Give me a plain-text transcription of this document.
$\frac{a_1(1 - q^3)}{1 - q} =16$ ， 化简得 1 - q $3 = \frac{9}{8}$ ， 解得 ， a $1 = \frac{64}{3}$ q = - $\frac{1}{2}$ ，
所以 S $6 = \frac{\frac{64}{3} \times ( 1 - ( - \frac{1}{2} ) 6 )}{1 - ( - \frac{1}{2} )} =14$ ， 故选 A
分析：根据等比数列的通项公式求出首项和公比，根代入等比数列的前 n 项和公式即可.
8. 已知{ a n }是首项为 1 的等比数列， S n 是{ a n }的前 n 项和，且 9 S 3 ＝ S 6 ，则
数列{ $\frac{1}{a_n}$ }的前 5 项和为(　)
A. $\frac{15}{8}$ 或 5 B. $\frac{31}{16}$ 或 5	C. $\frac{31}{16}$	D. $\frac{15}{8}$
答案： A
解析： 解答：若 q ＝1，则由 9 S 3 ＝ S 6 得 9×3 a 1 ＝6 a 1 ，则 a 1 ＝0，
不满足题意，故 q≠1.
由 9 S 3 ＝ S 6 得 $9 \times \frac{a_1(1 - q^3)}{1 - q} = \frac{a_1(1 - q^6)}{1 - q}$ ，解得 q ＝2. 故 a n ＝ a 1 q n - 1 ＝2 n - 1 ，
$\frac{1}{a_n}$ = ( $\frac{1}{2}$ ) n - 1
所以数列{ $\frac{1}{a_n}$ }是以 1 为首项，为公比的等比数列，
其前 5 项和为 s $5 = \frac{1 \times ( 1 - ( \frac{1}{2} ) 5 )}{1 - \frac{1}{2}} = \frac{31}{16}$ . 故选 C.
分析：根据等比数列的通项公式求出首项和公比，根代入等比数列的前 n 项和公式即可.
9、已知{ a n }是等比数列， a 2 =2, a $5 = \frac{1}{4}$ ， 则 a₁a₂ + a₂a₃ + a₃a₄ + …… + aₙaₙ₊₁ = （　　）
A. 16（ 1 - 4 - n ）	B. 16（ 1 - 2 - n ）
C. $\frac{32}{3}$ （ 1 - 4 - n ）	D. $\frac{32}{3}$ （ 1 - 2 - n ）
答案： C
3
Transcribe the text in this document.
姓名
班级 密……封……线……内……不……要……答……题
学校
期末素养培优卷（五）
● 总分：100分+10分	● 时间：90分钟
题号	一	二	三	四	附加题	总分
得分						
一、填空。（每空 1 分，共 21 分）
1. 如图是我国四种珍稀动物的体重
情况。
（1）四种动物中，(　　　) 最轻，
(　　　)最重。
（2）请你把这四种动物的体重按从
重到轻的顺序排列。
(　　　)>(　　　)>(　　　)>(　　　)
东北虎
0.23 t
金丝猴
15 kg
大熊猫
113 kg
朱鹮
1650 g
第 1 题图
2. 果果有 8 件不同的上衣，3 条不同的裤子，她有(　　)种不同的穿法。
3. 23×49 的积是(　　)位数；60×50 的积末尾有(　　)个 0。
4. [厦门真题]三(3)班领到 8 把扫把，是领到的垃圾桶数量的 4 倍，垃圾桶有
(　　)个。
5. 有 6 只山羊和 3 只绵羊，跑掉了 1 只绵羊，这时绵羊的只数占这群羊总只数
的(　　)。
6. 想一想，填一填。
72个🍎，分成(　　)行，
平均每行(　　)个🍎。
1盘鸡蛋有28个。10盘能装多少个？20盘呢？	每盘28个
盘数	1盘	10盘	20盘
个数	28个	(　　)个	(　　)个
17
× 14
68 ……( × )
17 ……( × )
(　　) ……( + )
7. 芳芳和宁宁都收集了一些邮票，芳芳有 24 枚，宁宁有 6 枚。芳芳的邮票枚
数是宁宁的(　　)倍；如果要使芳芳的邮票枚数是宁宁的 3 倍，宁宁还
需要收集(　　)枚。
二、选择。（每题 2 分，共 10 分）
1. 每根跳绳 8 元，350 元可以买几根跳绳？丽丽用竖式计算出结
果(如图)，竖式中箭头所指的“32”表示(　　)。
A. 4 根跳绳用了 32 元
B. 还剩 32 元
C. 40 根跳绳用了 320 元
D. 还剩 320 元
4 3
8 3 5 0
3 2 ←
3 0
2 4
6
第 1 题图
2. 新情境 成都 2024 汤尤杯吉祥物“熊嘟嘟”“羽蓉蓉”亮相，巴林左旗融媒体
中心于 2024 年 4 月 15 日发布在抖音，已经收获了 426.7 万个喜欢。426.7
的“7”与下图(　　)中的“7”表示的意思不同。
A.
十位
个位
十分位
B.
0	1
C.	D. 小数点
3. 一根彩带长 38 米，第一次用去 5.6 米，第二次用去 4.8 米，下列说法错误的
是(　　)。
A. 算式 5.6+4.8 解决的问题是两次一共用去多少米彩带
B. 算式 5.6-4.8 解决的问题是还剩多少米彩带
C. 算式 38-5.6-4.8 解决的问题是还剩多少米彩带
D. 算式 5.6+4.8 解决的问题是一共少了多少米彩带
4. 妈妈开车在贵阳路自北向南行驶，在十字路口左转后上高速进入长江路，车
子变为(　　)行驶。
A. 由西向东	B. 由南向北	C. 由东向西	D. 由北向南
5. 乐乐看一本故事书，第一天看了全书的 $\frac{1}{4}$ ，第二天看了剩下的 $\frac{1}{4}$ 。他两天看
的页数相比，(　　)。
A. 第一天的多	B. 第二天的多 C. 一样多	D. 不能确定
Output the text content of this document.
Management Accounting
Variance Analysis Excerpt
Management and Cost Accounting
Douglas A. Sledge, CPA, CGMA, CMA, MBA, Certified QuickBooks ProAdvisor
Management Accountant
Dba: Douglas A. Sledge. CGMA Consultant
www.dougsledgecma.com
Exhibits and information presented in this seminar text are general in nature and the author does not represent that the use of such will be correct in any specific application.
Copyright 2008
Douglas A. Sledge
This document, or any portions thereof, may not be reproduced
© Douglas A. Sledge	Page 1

Problem to solve: Some lines of the data may hold the word "times". Say how many do, with nothing else.

Finished exercise: 3